=== What is asked ===
a: Please condense the paragraph in the Touchy Feely commentary that begins "On the other hand, the first job" into a short bulleted list that keeps its main points.
b: In the Touchy Feely commentary, where and when did the events and exhibition take place?
c: Pick up the Touchy Feely commentary right after its final sentence and keep writing.

-- Start Document text --

Touchy Feely

Amy Spiers is an artist from Melbourne with an interest in participation and social engagement in art. She and Pip Stafford have curated a series of events and an exhibition in Hobart, in late January 2012, called Touchy Feely.

The preamble to Touchy Feely includes a series of questions which the participants hope to address:

  • Should the “skill set” of art be instrumentalised to make a better world?
  • Is there a role for hope, compassion and optimism in art, without having to take an evangelical or moralistic position?
  • In our current situation, is it actually politically irresponsible to creatively express despair, unease and tension?
  • Is contemporary art marked by a facile cynicism, heartlessness and nihilism?
  • Or is relational and socially engaged art in Australia too sentimental, ethical and uncritical?

First of all, I want to say that it’s really great that artists are starting to draft up these kinds of questions about participatory, relational and socially-engaged art practices (or whatever else you want to call them). Hashing out the ethics and aesthetics of the work we do is an important step in “the maturing of the profession”, if you could call it that.

On the other hand, the first job of work to be done in answering these questions might be to rephrase them. For instance, “ethical” is strangely lumped in together with “sentimental” and “uncritical”; “cynicism” is likened to “nihilism”; and “hope” and “compassion” are cast as the opposites of “evangelism” and “moralism”. One of the tricky things for the participants in Touchy Feely might be to try and navigate their way through all this terminology without losing touch with the reality of actual projects. Perhaps a better way might be to dwell in the actuality of the work, and from there begin to reformulate these questions and assertions.

-- End Document text --
-- Start Information supplied --

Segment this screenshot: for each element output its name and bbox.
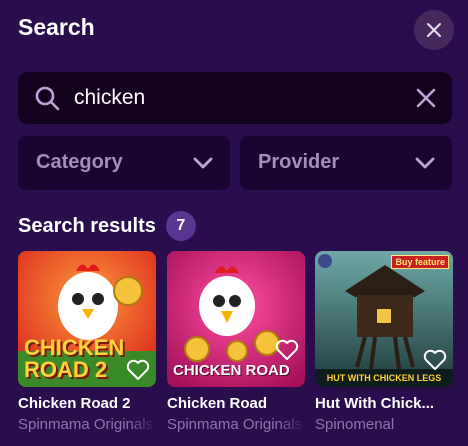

-- End Information supplied --

=== Answers to each task ===
a:
- Answering the Touchy Feely questions may first require rephrasing them.
- The questions group their terms oddly:
  - "ethical" is lumped with "sentimental" and "uncritical"
  - "cynicism" is likened to "nihilism"
  - "hope" and "compassion" are cast as opposites of "evangelism" and "moralism"
- Participants may find it hard to work through this terminology without losing touch with actual projects.
- A better approach may be to dwell in the actual work and reformulate the questions and assertions from there.

b: In Hobart, in late January 2012.

c:
In an earlier essay, I tried to sketch a framework for collaborative art practice which involves artists being commissioned (by, for example, local councils) to engage with the public in problematic social situations. To some extent, this is “art at the service of the community”. You could argue (if you were feeling particularly cynical) that in this model, artists are employed as aesthetic social workers to create a set of positive public-relations stories.

The artists of the League of Resonance ran into some challenges, when it became evident that each action they planned to carry out needed to be discussed and approved in advance by the City of Melbourne Council (the commissioning body). How can an artist maintain aesthetic autonomy, and operate in an improvisational or intuitive manner, when paperwork of this sort slows things down – when everything needs to be rationalised and authorised? It’s not easy, and this is one of the aspects which needs to be carefully considered when deciding to tackle such a project.

While The League of Resonance occupies one end of the spectrum (funded, council-commissioned, and somewhat beaurocratically-bound), at the other end you might find a myriad of tiny self-devised and un(der)-funded projects which might be characterised as “small interactions between consenting individuals”. There were a range of such projects presented for the 2011 Tiny Stadiums Festival in Sydney. Dan Koop’s local message delivery service, and Amy Spiers’ Meeting Point are fairly typical of the sorts of art, post-Bourriaud, which has popped up all around the world. You could call it “micro-services art”, where art is used as a means of connecting up people within a very local geographical area, and within the run of the everyday.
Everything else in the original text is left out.